Job: From the entries that follow, pick out all lines holding "ABCD".

--- begin Stored records ---

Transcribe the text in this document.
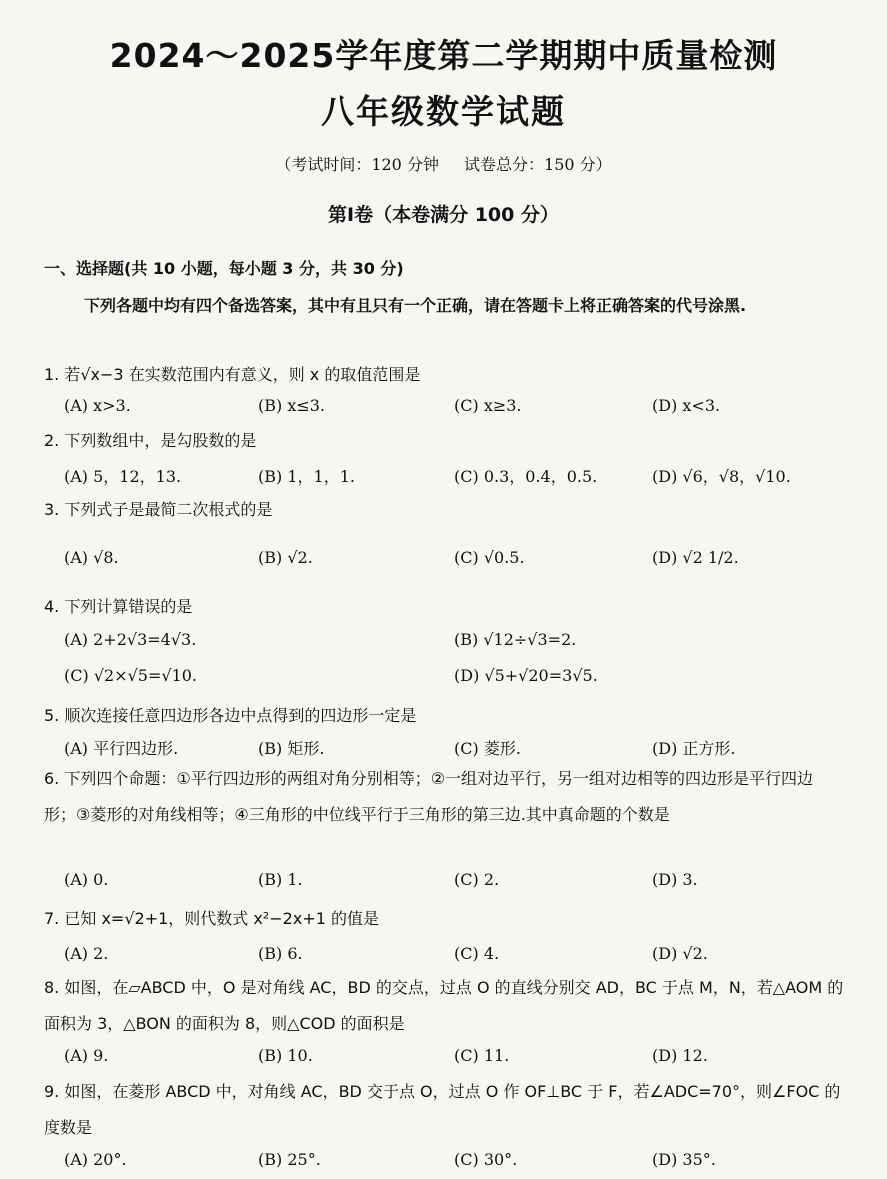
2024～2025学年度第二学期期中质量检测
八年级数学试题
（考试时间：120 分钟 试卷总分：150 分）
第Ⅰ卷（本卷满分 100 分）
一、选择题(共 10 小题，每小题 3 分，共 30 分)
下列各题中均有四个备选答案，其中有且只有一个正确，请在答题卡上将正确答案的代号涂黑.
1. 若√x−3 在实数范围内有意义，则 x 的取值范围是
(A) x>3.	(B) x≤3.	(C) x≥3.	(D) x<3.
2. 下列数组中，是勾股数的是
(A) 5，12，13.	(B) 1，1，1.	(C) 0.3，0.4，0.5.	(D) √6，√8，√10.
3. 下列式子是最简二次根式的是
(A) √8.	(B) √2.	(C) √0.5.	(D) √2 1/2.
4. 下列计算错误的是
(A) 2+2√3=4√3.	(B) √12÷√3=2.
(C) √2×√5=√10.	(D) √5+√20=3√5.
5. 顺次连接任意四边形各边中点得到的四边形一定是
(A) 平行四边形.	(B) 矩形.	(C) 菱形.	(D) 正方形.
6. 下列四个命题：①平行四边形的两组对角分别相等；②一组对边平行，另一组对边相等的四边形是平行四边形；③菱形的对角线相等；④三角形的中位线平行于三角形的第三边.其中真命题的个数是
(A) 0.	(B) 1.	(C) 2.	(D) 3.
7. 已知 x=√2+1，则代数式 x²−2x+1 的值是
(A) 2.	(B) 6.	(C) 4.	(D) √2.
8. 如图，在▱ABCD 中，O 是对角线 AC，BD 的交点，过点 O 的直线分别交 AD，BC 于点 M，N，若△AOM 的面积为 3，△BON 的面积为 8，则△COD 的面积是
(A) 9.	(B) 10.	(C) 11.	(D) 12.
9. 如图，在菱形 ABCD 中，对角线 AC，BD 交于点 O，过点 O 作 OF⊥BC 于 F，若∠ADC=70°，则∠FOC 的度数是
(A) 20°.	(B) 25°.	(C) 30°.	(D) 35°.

--- end Stored records ---

Written response:
8. 如图，在▱ABCD 中，O 是对角线 AC，BD 的交点，过点 O 的直线分别交 AD，BC 于点 M，N，若△AOM 的面积为 3，△BON 的面积为 8，则△COD 的面积是
9. 如图，在菱形 ABCD 中，对角线 AC，BD 交于点 O，过点 O 作 OF⊥BC 于 F，若∠ADC=70°，则∠FOC 的度数是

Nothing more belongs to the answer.